(Data tied to figure images)

==*==

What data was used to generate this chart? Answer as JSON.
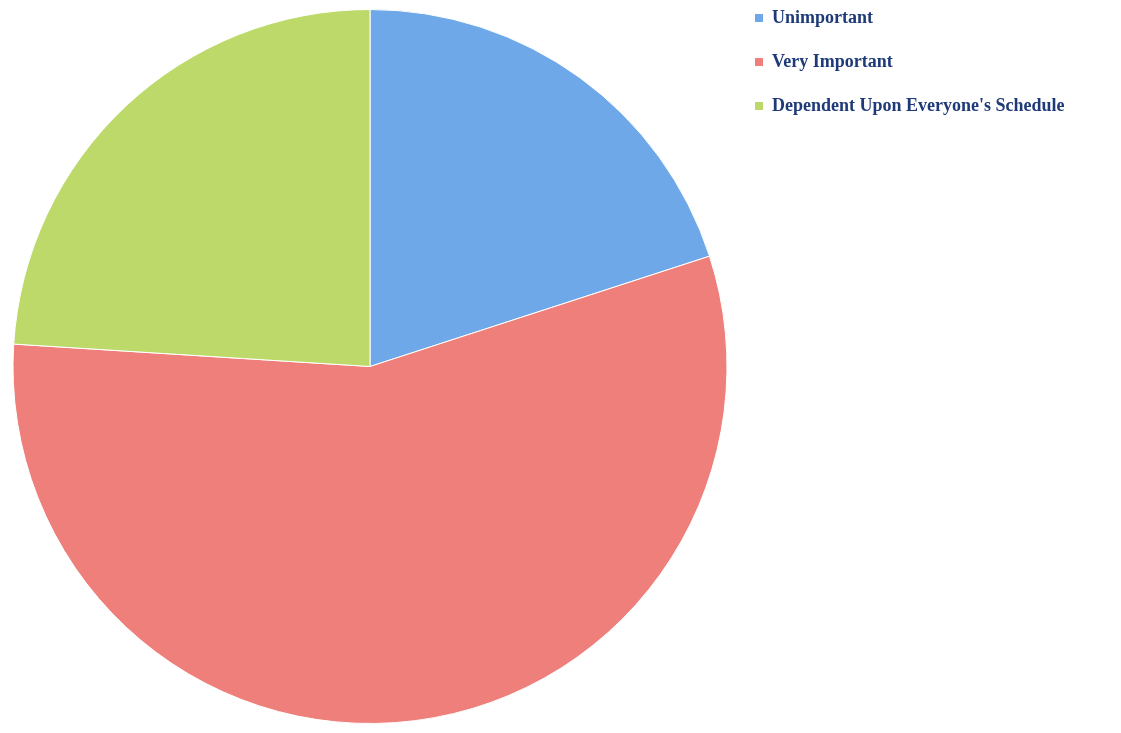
{
  "chart_data": {
    "type": "pie",
    "categories": [
      "Unimportant",
      "Very Important",
      "Dependent Upon Everyone's Schedule"
    ],
    "values": [
      20,
      56,
      24
    ],
    "colors": [
      "#6fa8e8",
      "#ee7f7a",
      "#bcd96a"
    ],
    "legend": "right"
  }
}
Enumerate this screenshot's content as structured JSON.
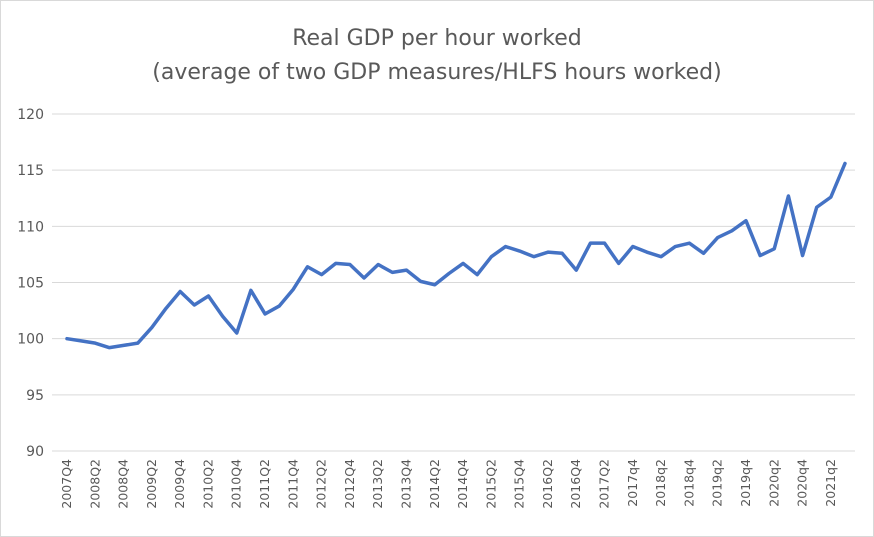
{
  "chart_data": {
    "type": "line",
    "title": "Real GDP per hour worked",
    "subtitle": "(average of two GDP measures/HLFS hours worked)",
    "xlabel": "",
    "ylabel": "",
    "ylim": [
      90,
      120
    ],
    "yticks": [
      90,
      95,
      100,
      105,
      110,
      115,
      120
    ],
    "grid": true,
    "legend": "none",
    "line_color": "#4472c4",
    "categories": [
      "2007Q4",
      "2008Q1",
      "2008Q2",
      "2008Q3",
      "2008Q4",
      "2009Q1",
      "2009Q2",
      "2009Q3",
      "2009Q4",
      "2010Q1",
      "2010Q2",
      "2010Q3",
      "2010Q4",
      "2011Q1",
      "2011Q2",
      "2011Q3",
      "2011Q4",
      "2012Q1",
      "2012Q2",
      "2012Q3",
      "2012Q4",
      "2013Q1",
      "2013Q2",
      "2013Q3",
      "2013Q4",
      "2014Q1",
      "2014Q2",
      "2014Q3",
      "2014Q4",
      "2015Q1",
      "2015Q2",
      "2015Q3",
      "2015Q4",
      "2016Q1",
      "2016Q2",
      "2016Q3",
      "2016Q4",
      "2017Q1",
      "2017Q2",
      "2017q3",
      "2017q4",
      "2018q1",
      "2018q2",
      "2018q3",
      "2018q4",
      "2019q1",
      "2019q2",
      "2019q3",
      "2019q4",
      "2020q1",
      "2020q2",
      "2020q3",
      "2020q4",
      "2021q1",
      "2021q2",
      "2021q3"
    ],
    "tick_labels": [
      "2007Q4",
      "2008Q2",
      "2008Q4",
      "2009Q2",
      "2009Q4",
      "2010Q2",
      "2010Q4",
      "2011Q2",
      "2011Q4",
      "2012Q2",
      "2012Q4",
      "2013Q2",
      "2013Q4",
      "2014Q2",
      "2014Q4",
      "2015Q2",
      "2015Q4",
      "2016Q2",
      "2016Q4",
      "2017Q2",
      "2017q4",
      "2018q2",
      "2018q4",
      "2019q2",
      "2019q4",
      "2020q2",
      "2020q4",
      "2021q2"
    ],
    "values": [
      100.0,
      99.8,
      99.6,
      99.2,
      99.4,
      99.6,
      101.0,
      102.7,
      104.2,
      103.0,
      103.8,
      102.0,
      100.5,
      104.3,
      102.2,
      102.9,
      104.4,
      106.4,
      105.7,
      106.7,
      106.6,
      105.4,
      106.6,
      105.9,
      106.1,
      105.1,
      104.8,
      105.8,
      106.7,
      105.7,
      107.3,
      108.2,
      107.8,
      107.3,
      107.7,
      107.6,
      106.1,
      108.5,
      108.5,
      106.7,
      108.2,
      107.7,
      107.3,
      108.2,
      108.5,
      107.6,
      109.0,
      109.6,
      110.5,
      107.4,
      108.0,
      112.7,
      107.4,
      111.7,
      112.6,
      115.6
    ]
  }
}
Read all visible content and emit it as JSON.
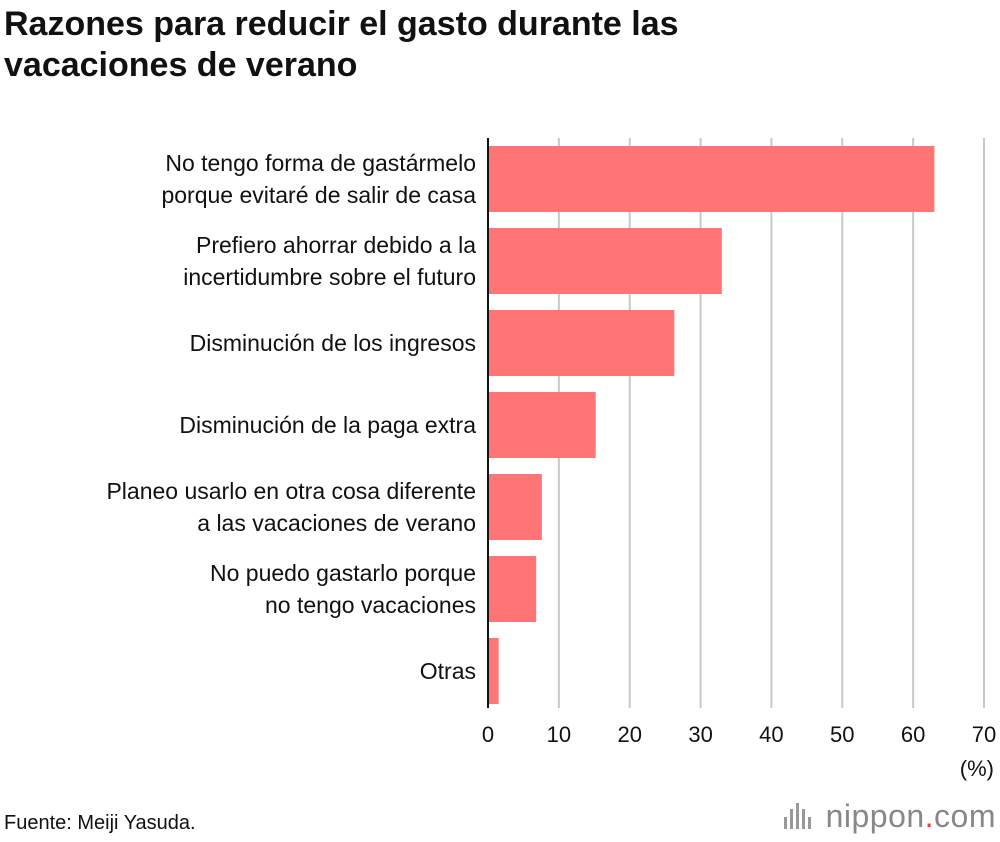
{
  "title_lines": [
    "Razones para reducir el gasto durante las",
    "vacaciones de verano"
  ],
  "source": "Fuente: Meiji Yasuda.",
  "unit_label": "(%)",
  "logo": {
    "name": "nippon",
    "dot": ".",
    "suffix": "com"
  },
  "colors": {
    "bar": "#ff7474",
    "grid": "#c8c8c8",
    "axis": "#111111"
  },
  "chart_data": {
    "type": "bar",
    "orientation": "horizontal",
    "categories": [
      [
        "No tengo forma de gastármelo",
        "porque evitaré de salir de casa"
      ],
      [
        "Prefiero ahorrar debido a la",
        "incertidumbre sobre el futuro"
      ],
      [
        "Disminución de los ingresos"
      ],
      [
        "Disminución de la paga extra"
      ],
      [
        "Planeo usarlo en otra cosa diferente",
        "a las vacaciones de verano"
      ],
      [
        "No puedo gastarlo porque",
        "no tengo vacaciones"
      ],
      [
        "Otras"
      ]
    ],
    "values": [
      63,
      33,
      26.3,
      15.2,
      7.6,
      6.8,
      1.5
    ],
    "xlim": [
      0,
      70
    ],
    "xticks": [
      0,
      10,
      20,
      30,
      40,
      50,
      60,
      70
    ],
    "xlabel": "(%)",
    "grid": true
  }
}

==*==

# THE REQUEST
In the entries above, identify every line with the string "tengo".

# REPLY TO THE TASK
        "No tengo forma de gastármelo",
        "no tengo vacaciones"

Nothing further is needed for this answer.